▶ **Directions**: Copy every line of the listing exactly.

[Rows from a dataset]

---*---

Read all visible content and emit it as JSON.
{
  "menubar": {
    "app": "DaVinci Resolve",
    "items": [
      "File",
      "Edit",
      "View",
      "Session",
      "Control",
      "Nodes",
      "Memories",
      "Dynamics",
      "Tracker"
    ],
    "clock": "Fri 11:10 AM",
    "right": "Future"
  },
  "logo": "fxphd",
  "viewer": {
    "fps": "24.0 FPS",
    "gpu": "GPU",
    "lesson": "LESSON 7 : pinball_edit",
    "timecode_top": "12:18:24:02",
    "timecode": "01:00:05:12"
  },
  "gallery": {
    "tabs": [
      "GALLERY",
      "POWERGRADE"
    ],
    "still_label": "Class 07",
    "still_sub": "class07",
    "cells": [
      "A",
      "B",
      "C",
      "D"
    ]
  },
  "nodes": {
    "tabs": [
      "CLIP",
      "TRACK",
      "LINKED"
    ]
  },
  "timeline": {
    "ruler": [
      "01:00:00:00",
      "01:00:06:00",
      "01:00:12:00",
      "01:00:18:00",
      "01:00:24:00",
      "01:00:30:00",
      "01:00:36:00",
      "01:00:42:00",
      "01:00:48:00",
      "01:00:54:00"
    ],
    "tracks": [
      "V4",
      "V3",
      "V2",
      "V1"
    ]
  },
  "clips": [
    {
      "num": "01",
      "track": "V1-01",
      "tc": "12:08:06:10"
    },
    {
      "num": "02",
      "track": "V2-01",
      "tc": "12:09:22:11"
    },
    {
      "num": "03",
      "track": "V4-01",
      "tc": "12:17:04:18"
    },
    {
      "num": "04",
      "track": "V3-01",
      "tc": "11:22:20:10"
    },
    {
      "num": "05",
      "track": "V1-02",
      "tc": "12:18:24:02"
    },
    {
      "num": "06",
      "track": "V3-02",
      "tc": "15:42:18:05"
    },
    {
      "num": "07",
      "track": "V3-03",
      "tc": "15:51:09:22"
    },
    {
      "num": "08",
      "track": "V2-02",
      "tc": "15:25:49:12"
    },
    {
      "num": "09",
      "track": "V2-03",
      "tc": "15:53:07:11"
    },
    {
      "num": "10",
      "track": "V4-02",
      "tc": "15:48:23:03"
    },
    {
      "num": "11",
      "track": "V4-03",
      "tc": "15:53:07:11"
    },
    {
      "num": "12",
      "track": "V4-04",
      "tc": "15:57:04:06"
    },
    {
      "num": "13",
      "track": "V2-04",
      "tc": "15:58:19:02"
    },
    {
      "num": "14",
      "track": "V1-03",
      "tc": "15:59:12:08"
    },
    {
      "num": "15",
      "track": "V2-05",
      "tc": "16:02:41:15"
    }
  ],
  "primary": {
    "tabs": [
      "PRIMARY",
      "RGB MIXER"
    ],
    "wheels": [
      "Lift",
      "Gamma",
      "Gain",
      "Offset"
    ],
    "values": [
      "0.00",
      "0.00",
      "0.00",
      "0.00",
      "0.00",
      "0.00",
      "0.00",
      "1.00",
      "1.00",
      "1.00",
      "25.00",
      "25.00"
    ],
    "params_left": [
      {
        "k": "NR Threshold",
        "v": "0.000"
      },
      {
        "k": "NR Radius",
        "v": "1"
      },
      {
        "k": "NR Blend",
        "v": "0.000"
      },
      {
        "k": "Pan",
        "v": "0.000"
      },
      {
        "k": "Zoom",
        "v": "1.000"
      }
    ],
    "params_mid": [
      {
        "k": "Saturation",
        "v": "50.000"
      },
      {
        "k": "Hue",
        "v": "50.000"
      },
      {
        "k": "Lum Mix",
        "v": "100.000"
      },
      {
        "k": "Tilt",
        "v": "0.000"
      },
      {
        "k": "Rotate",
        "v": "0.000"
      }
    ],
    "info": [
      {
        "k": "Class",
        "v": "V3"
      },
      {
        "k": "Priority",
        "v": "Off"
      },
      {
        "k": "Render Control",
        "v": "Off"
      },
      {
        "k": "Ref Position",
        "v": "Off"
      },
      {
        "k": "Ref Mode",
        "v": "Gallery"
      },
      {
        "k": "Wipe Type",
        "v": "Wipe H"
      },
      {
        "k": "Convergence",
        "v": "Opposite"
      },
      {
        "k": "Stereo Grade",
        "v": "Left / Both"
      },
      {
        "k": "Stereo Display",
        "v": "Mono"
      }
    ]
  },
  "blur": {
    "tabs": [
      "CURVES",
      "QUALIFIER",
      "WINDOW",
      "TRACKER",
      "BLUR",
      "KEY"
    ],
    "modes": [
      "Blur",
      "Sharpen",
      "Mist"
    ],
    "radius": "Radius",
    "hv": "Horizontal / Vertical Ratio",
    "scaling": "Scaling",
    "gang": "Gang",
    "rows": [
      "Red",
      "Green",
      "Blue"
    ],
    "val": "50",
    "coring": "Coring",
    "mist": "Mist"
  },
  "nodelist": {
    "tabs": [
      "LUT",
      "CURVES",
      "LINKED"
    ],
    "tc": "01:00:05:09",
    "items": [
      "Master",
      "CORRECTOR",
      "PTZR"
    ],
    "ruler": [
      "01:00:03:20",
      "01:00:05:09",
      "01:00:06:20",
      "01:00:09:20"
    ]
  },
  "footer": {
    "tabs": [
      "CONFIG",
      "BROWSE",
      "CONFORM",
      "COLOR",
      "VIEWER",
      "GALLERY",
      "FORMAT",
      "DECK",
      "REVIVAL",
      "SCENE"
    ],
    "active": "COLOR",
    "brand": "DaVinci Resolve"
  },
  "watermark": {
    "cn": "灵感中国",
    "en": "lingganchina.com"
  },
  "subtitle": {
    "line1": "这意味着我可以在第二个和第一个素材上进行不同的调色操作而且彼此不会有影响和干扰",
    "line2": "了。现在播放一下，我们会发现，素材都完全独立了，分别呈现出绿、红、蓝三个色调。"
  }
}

---*---

▶ **Full response**:
Read all visible content and emit it as JSON.
{
  "menubar": {
    "app": "DaVinci Resolve",
    "items": [
      "File",
      "Edit",
      "View",
      "Session",
      "Control",
      "Nodes",
      "Memories",
      "Dynamics",
      "Tracker"
    ],
    "clock": "Fri 11:10 AM",
    "right": "Future"
  },
  "logo": "fxphd",
  "viewer": {
    "fps": "24.0 FPS",
    "gpu": "GPU",
    "lesson": "LESSON 7 : pinball_edit",
    "timecode_top": "12:18:24:02",
    "timecode": "01:00:05:12"
  },
  "gallery": {
    "tabs": [
      "GALLERY",
      "POWERGRADE"
    ],
    "still_label": "Class 07",
    "still_sub": "class07",
    "cells": [
      "A",
      "B",
      "C",
      "D"
    ]
  },
  "nodes": {
    "tabs": [
      "CLIP",
      "TRACK",
      "LINKED"
    ]
  },
  "timeline": {
    "ruler": [
      "01:00:00:00",
      "01:00:06:00",
      "01:00:12:00",
      "01:00:18:00",
      "01:00:24:00",
      "01:00:30:00",
      "01:00:36:00",
      "01:00:42:00",
      "01:00:48:00",
      "01:00:54:00"
    ],
    "tracks": [
      "V4",
      "V3",
      "V2",
      "V1"
    ]
  },
  "clips": [
    {
      "num": "01",
      "track": "V1-01",
      "tc": "12:08:06:10"
    },
    {
      "num": "02",
      "track": "V2-01",
      "tc": "12:09:22:11"
    },
    {
      "num": "03",
      "track": "V4-01",
      "tc": "12:17:04:18"
    },
    {
      "num": "04",
      "track": "V3-01",
      "tc": "11:22:20:10"
    },
    {
      "num": "05",
      "track": "V1-02",
      "tc": "12:18:24:02"
    },
    {
      "num": "06",
      "track": "V3-02",
      "tc": "15:42:18:05"
    },
    {
      "num": "07",
      "track": "V3-03",
      "tc": "15:51:09:22"
    },
    {
      "num": "08",
      "track": "V2-02",
      "tc": "15:25:49:12"
    },
    {
      "num": "09",
      "track": "V2-03",
      "tc": "15:53:07:11"
    },
    {
      "num": "10",
      "track": "V4-02",
      "tc": "15:48:23:03"
    },
    {
      "num": "11",
      "track": "V4-03",
      "tc": "15:53:07:11"
    },
    {
      "num": "12",
      "track": "V4-04",
      "tc": "15:57:04:06"
    },
    {
      "num": "13",
      "track": "V2-04",
      "tc": "15:58:19:02"
    },
    {
      "num": "14",
      "track": "V1-03",
      "tc": "15:59:12:08"
    },
    {
      "num": "15",
      "track": "V2-05",
      "tc": "16:02:41:15"
    }
  ],
  "primary": {
    "tabs": [
      "PRIMARY",
      "RGB MIXER"
    ],
    "wheels": [
      "Lift",
      "Gamma",
      "Gain",
      "Offset"
    ],
    "values": [
      "0.00",
      "0.00",
      "0.00",
      "0.00",
      "0.00",
      "0.00",
      "0.00",
      "1.00",
      "1.00",
      "1.00",
      "25.00",
      "25.00"
    ],
    "params_left": [
      {
        "k": "NR Threshold",
        "v": "0.000"
      },
      {
        "k": "NR Radius",
        "v": "1"
      },
      {
        "k": "NR Blend",
        "v": "0.000"
      },
      {
        "k": "Pan",
        "v": "0.000"
      },
      {
        "k": "Zoom",
        "v": "1.000"
      }
    ],
    "params_mid": [
      {
        "k": "Saturation",
        "v": "50.000"
      },
      {
        "k": "Hue",
        "v": "50.000"
      },
      {
        "k": "Lum Mix",
        "v": "100.000"
      },
      {
        "k": "Tilt",
        "v": "0.000"
      },
      {
        "k": "Rotate",
        "v": "0.000"
      }
    ],
    "info": [
      {
        "k": "Class",
        "v": "V3"
      },
      {
        "k": "Priority",
        "v": "Off"
      },
      {
        "k": "Render Control",
        "v": "Off"
      },
      {
        "k": "Ref Position",
        "v": "Off"
      },
      {
        "k": "Ref Mode",
        "v": "Gallery"
      },
      {
        "k": "Wipe Type",
        "v": "Wipe H"
      },
      {
        "k": "Convergence",
        "v": "Opposite"
      },
      {
        "k": "Stereo Grade",
        "v": "Left / Both"
      },
      {
        "k": "Stereo Display",
        "v": "Mono"
      }
    ]
  },
  "blur": {
    "tabs": [
      "CURVES",
      "QUALIFIER",
      "WINDOW",
      "TRACKER",
      "BLUR",
      "KEY"
    ],
    "modes": [
      "Blur",
      "Sharpen",
      "Mist"
    ],
    "radius": "Radius",
    "hv": "Horizontal / Vertical Ratio",
    "scaling": "Scaling",
    "gang": "Gang",
    "rows": [
      "Red",
      "Green",
      "Blue"
    ],
    "val": "50",
    "coring": "Coring",
    "mist": "Mist"
  },
  "nodelist": {
    "tabs": [
      "LUT",
      "CURVES",
      "LINKED"
    ],
    "tc": "01:00:05:09",
    "items": [
      "Master",
      "CORRECTOR",
      "PTZR"
    ],
    "ruler": [
      "01:00:03:20",
      "01:00:05:09",
      "01:00:06:20",
      "01:00:09:20"
    ]
  },
  "footer": {
    "tabs": [
      "CONFIG",
      "BROWSE",
      "CONFORM",
      "COLOR",
      "VIEWER",
      "GALLERY",
      "FORMAT",
      "DECK",
      "REVIVAL",
      "SCENE"
    ],
    "active": "COLOR",
    "brand": "DaVinci Resolve"
  },
  "watermark": {
    "cn": "灵感中国",
    "en": "lingganchina.com"
  },
  "subtitle": {
    "line1": "这意味着我可以在第二个和第一个素材上进行不同的调色操作而且彼此不会有影响和干扰",
    "line2": "了。现在播放一下，我们会发现，素材都完全独立了，分别呈现出绿、红、蓝三个色调。"
  }
}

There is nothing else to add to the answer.